- **Raw data**:

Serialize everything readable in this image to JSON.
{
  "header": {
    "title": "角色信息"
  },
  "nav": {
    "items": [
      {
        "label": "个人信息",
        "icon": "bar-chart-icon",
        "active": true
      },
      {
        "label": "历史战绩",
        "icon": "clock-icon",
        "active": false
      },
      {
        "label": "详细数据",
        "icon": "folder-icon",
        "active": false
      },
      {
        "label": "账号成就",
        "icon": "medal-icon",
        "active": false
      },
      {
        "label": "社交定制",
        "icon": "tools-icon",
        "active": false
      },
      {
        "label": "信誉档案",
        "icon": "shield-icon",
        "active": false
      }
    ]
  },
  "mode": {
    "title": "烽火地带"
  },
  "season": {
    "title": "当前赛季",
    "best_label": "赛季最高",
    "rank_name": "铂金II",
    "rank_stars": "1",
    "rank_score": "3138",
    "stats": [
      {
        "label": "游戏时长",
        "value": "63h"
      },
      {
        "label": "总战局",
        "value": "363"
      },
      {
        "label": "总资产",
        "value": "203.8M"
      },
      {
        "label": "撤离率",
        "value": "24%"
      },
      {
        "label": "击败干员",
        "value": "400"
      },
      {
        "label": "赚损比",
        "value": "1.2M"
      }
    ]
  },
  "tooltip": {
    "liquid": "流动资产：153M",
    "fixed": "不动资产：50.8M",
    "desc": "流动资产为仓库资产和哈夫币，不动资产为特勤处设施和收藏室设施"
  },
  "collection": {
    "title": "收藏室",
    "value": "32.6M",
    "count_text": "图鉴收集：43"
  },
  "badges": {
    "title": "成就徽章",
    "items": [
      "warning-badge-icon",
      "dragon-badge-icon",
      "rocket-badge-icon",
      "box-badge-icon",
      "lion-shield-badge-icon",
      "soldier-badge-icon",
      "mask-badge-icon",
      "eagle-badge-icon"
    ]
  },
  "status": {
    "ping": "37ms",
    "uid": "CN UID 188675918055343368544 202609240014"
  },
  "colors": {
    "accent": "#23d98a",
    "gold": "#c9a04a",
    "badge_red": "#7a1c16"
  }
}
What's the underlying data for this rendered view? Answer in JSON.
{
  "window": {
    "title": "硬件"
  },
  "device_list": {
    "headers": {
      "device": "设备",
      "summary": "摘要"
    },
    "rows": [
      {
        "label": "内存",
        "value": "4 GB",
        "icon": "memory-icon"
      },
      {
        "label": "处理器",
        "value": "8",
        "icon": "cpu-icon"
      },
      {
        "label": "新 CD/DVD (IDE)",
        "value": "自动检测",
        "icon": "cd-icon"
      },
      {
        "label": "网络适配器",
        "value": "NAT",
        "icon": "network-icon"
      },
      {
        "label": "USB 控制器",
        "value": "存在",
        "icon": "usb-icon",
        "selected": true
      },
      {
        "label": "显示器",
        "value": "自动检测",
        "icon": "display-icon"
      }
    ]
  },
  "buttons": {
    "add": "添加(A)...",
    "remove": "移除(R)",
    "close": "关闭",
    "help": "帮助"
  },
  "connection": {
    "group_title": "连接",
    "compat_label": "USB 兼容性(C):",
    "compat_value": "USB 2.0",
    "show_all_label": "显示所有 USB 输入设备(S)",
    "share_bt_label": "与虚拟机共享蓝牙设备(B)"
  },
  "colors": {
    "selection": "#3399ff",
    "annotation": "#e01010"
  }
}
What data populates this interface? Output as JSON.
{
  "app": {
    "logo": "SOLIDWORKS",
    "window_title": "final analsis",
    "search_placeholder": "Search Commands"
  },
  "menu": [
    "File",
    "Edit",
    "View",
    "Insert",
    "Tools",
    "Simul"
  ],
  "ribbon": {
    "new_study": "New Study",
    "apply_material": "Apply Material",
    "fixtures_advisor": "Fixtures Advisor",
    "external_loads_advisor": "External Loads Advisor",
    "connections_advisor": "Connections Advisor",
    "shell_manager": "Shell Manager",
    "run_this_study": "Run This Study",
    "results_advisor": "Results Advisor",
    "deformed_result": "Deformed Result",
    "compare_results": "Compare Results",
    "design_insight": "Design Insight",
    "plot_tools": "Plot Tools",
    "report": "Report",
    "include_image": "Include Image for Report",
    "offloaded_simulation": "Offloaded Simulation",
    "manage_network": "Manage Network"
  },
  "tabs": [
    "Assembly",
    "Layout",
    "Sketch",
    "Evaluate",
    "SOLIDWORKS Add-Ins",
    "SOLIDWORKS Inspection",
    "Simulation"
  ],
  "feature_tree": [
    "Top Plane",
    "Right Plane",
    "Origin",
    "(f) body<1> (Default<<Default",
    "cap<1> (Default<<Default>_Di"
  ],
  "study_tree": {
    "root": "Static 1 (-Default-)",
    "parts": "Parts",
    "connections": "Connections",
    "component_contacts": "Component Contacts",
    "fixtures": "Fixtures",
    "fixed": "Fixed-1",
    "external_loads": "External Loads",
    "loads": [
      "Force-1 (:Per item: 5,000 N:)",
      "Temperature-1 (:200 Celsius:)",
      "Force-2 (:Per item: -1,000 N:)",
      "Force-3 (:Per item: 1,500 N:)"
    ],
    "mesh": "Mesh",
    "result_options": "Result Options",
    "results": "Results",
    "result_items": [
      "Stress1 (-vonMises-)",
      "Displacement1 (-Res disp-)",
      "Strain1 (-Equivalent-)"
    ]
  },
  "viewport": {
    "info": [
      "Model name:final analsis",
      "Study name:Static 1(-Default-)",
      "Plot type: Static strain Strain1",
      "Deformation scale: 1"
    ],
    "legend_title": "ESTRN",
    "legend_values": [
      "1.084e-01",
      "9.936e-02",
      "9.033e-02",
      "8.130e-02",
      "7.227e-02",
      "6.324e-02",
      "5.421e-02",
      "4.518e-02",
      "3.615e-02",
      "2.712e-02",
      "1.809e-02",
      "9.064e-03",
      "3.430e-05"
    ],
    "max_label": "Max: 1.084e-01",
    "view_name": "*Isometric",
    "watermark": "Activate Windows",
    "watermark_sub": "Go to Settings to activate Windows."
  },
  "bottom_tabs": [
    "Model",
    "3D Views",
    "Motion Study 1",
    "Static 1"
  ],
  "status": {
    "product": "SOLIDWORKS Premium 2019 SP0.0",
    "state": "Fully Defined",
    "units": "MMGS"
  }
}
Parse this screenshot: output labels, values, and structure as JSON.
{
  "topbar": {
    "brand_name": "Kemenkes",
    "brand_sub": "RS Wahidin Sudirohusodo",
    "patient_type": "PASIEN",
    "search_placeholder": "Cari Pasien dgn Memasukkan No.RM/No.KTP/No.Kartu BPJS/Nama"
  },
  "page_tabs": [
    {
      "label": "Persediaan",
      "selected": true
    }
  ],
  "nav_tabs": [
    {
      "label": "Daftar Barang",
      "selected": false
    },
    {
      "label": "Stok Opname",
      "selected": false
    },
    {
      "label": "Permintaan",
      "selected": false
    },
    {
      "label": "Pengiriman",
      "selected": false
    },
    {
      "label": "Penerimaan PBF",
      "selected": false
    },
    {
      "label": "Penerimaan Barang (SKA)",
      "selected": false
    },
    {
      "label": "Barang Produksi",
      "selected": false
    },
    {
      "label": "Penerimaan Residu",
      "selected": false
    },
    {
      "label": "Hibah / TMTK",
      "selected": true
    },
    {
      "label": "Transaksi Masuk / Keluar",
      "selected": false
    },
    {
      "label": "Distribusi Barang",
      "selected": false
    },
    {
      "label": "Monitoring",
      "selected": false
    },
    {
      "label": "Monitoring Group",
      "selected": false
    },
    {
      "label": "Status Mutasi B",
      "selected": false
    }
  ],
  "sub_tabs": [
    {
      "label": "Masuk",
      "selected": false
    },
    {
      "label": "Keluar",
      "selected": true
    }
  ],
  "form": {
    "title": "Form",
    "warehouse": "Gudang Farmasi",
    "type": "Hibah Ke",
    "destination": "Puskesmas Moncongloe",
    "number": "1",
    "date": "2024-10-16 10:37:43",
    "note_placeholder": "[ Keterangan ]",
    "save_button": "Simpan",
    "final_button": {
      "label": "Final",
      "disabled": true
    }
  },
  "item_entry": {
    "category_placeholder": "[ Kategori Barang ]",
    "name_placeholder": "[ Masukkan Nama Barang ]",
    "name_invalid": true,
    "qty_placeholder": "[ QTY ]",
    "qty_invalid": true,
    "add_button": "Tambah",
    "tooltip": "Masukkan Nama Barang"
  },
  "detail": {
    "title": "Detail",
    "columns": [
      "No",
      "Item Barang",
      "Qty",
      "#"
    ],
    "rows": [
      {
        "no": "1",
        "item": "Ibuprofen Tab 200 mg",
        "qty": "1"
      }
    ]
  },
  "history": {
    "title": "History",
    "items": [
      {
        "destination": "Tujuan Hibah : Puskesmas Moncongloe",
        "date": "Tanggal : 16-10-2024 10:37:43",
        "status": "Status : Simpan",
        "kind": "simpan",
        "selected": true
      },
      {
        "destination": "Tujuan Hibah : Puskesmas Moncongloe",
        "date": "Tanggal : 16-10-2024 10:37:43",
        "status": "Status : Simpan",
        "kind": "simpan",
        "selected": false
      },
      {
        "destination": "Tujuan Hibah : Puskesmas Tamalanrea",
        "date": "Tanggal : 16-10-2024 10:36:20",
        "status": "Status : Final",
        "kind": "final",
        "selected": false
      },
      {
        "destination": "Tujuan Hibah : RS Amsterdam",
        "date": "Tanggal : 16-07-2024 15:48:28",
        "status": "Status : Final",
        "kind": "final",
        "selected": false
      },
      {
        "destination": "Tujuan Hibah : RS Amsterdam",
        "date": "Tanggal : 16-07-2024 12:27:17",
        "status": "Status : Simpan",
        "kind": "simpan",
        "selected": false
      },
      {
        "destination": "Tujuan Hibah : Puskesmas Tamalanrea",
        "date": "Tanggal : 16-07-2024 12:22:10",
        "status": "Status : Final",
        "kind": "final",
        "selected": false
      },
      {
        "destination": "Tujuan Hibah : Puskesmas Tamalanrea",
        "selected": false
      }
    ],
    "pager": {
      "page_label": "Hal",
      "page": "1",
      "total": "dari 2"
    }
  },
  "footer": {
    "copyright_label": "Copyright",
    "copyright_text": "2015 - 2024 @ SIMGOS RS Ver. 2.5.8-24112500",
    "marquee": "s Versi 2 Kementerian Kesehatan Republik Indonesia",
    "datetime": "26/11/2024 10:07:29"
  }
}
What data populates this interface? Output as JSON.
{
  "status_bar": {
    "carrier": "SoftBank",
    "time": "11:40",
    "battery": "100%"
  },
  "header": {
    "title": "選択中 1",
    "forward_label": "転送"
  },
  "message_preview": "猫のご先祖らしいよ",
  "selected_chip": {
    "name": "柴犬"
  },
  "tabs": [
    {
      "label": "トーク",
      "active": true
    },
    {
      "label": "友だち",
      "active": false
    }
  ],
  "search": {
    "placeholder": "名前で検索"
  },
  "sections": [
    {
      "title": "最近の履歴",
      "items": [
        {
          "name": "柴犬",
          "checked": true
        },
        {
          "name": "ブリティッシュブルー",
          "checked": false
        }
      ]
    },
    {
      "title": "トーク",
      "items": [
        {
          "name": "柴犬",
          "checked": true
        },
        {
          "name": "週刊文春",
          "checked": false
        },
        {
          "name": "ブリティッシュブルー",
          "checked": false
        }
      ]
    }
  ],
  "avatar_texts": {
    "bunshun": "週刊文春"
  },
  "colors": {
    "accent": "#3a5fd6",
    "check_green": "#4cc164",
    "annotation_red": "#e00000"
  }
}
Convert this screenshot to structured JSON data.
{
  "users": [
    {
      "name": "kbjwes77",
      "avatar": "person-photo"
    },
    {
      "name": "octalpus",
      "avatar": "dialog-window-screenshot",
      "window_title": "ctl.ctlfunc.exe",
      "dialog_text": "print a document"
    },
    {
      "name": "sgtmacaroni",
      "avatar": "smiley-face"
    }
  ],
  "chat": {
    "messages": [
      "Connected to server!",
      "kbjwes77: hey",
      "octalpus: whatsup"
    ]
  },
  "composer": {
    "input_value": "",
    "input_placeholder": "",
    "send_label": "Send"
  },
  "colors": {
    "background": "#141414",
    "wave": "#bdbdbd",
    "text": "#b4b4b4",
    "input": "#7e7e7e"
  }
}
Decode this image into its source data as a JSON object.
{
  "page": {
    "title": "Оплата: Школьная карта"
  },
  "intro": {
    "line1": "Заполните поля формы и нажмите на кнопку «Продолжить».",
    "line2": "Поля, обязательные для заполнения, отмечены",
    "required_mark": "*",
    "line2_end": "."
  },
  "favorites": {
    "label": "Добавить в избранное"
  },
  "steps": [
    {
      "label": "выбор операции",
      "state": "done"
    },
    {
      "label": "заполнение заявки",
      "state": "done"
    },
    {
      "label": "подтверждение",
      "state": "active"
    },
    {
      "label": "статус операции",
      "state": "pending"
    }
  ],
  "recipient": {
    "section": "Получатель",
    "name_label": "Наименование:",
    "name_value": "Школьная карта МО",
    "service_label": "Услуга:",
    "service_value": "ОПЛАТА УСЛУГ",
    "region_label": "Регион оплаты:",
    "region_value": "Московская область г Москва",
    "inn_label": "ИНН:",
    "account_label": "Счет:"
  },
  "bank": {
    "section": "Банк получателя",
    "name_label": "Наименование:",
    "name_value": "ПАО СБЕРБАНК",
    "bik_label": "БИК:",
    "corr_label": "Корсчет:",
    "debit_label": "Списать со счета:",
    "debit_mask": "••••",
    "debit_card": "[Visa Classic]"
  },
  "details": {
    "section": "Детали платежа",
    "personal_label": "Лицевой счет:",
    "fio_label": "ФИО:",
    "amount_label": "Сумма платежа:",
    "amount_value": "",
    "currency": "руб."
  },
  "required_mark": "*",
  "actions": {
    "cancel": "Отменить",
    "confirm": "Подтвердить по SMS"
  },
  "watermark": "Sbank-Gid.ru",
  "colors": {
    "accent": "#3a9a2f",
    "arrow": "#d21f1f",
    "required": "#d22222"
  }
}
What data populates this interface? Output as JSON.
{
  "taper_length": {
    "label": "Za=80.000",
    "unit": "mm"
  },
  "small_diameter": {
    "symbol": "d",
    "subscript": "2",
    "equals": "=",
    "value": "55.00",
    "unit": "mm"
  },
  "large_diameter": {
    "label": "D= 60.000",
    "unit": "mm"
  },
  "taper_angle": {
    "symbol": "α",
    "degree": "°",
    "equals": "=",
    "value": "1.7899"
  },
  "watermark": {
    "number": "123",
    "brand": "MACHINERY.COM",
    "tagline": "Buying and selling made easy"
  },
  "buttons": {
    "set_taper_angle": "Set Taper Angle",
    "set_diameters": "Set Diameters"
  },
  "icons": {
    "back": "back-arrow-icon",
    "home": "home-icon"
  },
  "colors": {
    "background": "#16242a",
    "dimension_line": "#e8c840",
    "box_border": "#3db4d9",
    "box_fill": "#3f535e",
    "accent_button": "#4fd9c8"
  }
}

- **Problem requirements**: What is the number of lines holding the word "Penerimaan"? State it alone.

- **Answer in full**: 3